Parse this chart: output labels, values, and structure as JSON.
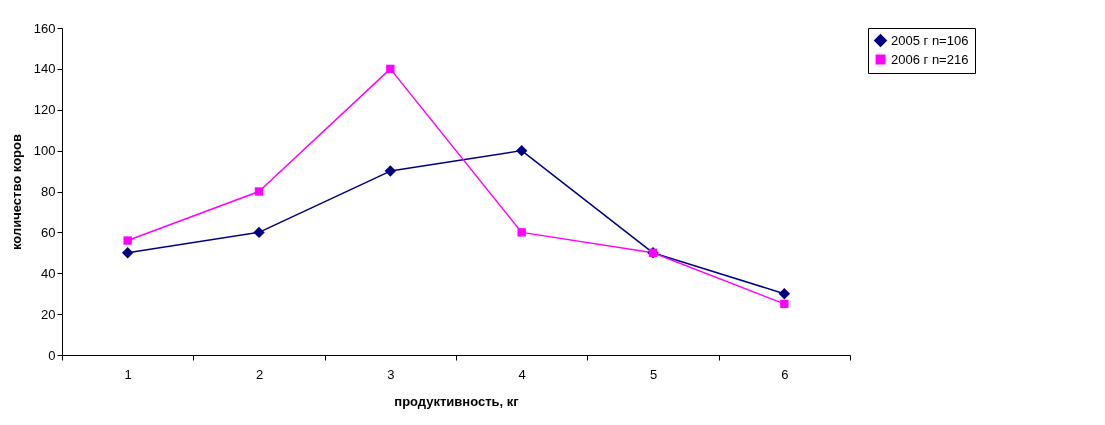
{
  "chart_data": {
    "type": "line",
    "xlabel": "продуктивность, кг",
    "ylabel": "количество коров",
    "categories": [
      "1",
      "2",
      "3",
      "4",
      "5",
      "6"
    ],
    "series": [
      {
        "name": "2005 г n=106",
        "color": "#000080",
        "marker": "diamond",
        "values": [
          50,
          60,
          90,
          100,
          50,
          30
        ]
      },
      {
        "name": "2006 г n=216",
        "color": "#ff00ff",
        "marker": "square",
        "values": [
          56,
          80,
          140,
          60,
          50,
          25
        ]
      }
    ],
    "ylim": [
      0,
      160
    ],
    "yticks": [
      0,
      20,
      40,
      60,
      80,
      100,
      120,
      140,
      160
    ],
    "grid": false,
    "legend": "right"
  }
}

****

Transcribe the records above exactly, omitting every picture they contain.

Parse this chart: output labels, values, and structure as JSON.
{
  "chart_data": {
    "type": "line",
    "xlabel": "продуктивность, кг",
    "ylabel": "количество коров",
    "categories": [
      "1",
      "2",
      "3",
      "4",
      "5",
      "6"
    ],
    "series": [
      {
        "name": "2005 г n=106",
        "color": "#000080",
        "marker": "diamond",
        "values": [
          50,
          60,
          90,
          100,
          50,
          30
        ]
      },
      {
        "name": "2006 г n=216",
        "color": "#ff00ff",
        "marker": "square",
        "values": [
          56,
          80,
          140,
          60,
          50,
          25
        ]
      }
    ],
    "ylim": [
      0,
      160
    ],
    "yticks": [
      0,
      20,
      40,
      60,
      80,
      100,
      120,
      140,
      160
    ],
    "grid": false,
    "legend": "right"
  }
}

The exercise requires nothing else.